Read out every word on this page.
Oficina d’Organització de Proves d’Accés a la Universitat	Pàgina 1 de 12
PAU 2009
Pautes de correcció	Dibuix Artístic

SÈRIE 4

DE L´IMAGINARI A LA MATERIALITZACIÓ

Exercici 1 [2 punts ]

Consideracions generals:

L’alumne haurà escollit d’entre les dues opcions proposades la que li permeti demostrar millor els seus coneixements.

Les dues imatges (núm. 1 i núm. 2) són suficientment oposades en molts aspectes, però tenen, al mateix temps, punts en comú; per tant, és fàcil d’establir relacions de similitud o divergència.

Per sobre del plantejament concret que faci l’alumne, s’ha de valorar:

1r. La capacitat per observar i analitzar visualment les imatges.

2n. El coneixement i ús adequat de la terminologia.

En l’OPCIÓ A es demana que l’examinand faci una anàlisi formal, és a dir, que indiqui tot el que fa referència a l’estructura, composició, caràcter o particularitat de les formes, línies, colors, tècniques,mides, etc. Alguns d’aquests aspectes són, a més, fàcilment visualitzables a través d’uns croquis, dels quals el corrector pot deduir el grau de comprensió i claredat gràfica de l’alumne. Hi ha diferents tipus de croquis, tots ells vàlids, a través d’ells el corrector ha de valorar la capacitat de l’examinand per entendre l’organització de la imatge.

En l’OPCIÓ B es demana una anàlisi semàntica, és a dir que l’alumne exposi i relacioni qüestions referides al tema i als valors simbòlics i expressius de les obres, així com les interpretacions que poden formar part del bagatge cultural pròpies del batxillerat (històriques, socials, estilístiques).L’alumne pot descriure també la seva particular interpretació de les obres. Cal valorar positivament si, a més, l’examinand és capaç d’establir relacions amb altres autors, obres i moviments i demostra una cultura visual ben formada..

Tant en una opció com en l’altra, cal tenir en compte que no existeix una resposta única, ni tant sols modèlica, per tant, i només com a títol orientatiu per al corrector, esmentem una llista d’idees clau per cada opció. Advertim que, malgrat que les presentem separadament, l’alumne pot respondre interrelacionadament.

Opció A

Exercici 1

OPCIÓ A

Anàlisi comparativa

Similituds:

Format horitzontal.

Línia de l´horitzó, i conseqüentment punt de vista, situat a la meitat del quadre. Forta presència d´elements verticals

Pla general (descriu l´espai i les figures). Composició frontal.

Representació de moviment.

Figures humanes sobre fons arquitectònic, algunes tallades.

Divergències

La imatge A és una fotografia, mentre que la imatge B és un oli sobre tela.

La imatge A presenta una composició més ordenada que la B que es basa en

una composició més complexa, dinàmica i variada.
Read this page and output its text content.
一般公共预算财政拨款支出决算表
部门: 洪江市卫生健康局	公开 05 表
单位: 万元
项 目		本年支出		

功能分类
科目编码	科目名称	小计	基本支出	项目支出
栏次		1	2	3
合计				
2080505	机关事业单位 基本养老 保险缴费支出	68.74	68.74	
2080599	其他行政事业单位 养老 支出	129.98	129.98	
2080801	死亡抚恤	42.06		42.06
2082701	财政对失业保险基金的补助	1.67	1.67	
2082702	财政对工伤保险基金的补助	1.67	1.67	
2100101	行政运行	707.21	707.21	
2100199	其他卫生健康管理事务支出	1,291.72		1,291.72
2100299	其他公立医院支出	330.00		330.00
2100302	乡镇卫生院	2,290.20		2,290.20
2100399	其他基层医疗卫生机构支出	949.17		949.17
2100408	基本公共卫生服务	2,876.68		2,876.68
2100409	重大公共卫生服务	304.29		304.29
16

^^^^^^^^

◆ **YOUR INSTRUCTIONS**
Repeat the line containing "Read this page and output its text content." and all subsequent lines through the final line of the data, exactly and with no others.

◆ **EXERCISE SOLUTION**
Read this page and output its text content.
一般公共预算财政拨款支出决算表
部门: 洪江市卫生健康局	公开 05 表
单位: 万元
项 目		本年支出		

功能分类
科目编码	科目名称	小计	基本支出	项目支出
栏次		1	2	3
合计				
2080505	机关事业单位 基本养老 保险缴费支出	68.74	68.74	
2080599	其他行政事业单位 养老 支出	129.98	129.98	
2080801	死亡抚恤	42.06		42.06
2082701	财政对失业保险基金的补助	1.67	1.67	
2082702	财政对工伤保险基金的补助	1.67	1.67	
2100101	行政运行	707.21	707.21	
2100199	其他卫生健康管理事务支出	1,291.72		1,291.72
2100299	其他公立医院支出	330.00		330.00
2100302	乡镇卫生院	2,290.20		2,290.20
2100399	其他基层医疗卫生机构支出	949.17		949.17
2100408	基本公共卫生服务	2,876.68		2,876.68
2100409	重大公共卫生服务	304.29		304.29
16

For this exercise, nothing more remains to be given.